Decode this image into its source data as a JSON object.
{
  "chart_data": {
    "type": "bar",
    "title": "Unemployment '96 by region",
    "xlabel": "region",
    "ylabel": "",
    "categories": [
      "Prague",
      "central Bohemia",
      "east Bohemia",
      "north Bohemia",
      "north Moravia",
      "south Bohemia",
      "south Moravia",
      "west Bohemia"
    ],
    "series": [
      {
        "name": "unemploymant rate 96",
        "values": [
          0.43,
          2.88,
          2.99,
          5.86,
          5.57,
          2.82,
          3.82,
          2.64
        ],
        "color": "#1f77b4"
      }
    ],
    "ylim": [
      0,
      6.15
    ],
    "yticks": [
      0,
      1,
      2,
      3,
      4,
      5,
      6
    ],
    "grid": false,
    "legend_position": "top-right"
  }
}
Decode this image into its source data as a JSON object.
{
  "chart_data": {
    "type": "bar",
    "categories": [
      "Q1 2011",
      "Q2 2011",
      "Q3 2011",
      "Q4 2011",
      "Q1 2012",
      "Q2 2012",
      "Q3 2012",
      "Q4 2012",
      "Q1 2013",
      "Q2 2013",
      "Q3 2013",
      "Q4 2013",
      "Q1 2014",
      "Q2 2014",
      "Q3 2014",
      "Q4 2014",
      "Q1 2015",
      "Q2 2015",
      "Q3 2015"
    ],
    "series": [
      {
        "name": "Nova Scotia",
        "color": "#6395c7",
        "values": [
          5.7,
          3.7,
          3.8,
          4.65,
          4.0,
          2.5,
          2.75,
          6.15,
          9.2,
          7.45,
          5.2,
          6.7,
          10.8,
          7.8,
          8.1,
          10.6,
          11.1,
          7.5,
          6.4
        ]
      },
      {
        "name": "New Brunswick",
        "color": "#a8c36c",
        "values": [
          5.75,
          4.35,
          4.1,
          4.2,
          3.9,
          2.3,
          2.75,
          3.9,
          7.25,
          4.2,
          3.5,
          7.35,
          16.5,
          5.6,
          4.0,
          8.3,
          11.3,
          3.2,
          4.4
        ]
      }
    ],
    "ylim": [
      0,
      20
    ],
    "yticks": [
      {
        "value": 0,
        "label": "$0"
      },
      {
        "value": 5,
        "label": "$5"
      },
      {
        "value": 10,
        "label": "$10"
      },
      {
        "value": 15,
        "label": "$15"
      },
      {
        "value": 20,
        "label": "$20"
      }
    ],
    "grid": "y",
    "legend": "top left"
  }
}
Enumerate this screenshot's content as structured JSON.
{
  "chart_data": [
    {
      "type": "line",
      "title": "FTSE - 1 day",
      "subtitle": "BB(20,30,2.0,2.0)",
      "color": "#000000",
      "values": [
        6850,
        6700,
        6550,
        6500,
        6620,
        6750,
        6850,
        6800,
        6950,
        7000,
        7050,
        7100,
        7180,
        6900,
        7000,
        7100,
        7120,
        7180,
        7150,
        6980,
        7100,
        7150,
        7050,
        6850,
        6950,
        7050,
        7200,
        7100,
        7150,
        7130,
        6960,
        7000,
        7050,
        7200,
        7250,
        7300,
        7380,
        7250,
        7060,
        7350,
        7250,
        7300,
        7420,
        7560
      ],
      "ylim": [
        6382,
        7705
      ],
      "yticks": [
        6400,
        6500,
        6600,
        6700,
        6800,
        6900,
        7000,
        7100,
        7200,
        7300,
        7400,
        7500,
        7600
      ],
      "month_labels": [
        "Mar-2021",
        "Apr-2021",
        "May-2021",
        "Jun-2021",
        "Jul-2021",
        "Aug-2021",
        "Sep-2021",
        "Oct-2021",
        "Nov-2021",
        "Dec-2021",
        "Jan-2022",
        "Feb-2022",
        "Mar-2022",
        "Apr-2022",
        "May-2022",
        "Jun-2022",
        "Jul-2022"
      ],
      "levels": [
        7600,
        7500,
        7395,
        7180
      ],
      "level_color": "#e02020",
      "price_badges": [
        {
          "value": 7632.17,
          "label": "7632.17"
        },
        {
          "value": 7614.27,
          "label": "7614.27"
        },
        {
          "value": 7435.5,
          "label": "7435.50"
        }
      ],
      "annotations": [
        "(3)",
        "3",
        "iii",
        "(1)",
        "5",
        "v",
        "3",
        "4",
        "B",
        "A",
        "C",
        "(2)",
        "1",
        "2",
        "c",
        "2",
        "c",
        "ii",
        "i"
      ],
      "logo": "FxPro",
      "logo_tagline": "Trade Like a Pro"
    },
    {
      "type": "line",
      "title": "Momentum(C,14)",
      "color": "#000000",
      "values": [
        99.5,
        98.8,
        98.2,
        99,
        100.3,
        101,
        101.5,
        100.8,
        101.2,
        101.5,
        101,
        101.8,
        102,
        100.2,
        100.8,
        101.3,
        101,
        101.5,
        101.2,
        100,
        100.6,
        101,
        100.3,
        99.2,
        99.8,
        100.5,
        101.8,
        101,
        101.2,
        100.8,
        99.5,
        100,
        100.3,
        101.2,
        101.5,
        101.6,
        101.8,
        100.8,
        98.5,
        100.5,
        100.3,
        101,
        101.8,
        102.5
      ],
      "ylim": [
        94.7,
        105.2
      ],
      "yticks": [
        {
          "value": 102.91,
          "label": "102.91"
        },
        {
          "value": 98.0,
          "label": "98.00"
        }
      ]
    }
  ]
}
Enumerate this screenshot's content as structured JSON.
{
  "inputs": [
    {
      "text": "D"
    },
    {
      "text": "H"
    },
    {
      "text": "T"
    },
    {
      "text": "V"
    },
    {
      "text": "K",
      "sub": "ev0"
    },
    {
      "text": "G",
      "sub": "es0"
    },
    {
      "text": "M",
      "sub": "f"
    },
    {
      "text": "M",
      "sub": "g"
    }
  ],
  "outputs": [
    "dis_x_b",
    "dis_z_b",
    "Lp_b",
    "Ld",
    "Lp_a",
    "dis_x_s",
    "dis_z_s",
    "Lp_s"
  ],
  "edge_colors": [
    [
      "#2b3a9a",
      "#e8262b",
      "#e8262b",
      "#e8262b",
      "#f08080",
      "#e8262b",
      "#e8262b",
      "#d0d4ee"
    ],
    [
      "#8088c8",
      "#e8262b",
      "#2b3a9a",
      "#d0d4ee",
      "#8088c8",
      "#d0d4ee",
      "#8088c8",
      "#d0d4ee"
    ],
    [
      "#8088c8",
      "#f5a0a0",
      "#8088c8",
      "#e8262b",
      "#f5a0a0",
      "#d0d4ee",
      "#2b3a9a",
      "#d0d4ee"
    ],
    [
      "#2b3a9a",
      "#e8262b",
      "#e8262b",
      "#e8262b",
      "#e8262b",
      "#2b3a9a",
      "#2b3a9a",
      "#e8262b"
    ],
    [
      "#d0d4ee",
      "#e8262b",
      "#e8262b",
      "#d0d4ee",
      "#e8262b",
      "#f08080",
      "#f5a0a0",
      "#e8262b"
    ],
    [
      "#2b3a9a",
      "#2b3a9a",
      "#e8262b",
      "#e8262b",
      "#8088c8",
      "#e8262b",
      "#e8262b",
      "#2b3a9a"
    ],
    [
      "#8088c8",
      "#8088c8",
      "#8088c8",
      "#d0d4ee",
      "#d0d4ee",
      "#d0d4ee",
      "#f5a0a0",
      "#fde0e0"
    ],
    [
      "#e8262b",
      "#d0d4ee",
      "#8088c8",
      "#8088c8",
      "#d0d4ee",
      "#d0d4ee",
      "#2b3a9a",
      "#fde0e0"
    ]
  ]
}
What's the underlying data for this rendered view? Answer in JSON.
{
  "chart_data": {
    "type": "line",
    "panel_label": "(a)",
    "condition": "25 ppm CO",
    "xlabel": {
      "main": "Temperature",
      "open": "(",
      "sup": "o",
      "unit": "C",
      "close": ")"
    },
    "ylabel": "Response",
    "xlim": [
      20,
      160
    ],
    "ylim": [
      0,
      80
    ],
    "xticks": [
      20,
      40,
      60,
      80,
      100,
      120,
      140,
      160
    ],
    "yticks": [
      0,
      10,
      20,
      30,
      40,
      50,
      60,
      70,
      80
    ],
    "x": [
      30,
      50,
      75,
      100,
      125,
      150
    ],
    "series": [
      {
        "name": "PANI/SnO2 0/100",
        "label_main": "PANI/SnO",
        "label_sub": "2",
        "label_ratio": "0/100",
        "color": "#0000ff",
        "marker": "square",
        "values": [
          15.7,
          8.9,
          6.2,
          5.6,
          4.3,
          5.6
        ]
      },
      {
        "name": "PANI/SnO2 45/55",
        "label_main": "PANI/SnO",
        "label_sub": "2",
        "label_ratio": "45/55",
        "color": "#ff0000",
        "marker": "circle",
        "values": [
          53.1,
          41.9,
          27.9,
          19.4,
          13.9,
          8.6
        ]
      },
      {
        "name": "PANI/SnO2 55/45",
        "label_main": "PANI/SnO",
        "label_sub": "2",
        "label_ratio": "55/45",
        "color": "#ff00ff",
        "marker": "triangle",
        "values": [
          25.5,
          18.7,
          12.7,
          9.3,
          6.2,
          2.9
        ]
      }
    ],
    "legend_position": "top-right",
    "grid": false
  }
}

WHAT IS BEING ASKED -
Look over the records above and copy each line that includes the string "marker".

REPLY TO THE EXERCISE -
        "marker": "square",
        "marker": "circle",
        "marker": "triangle",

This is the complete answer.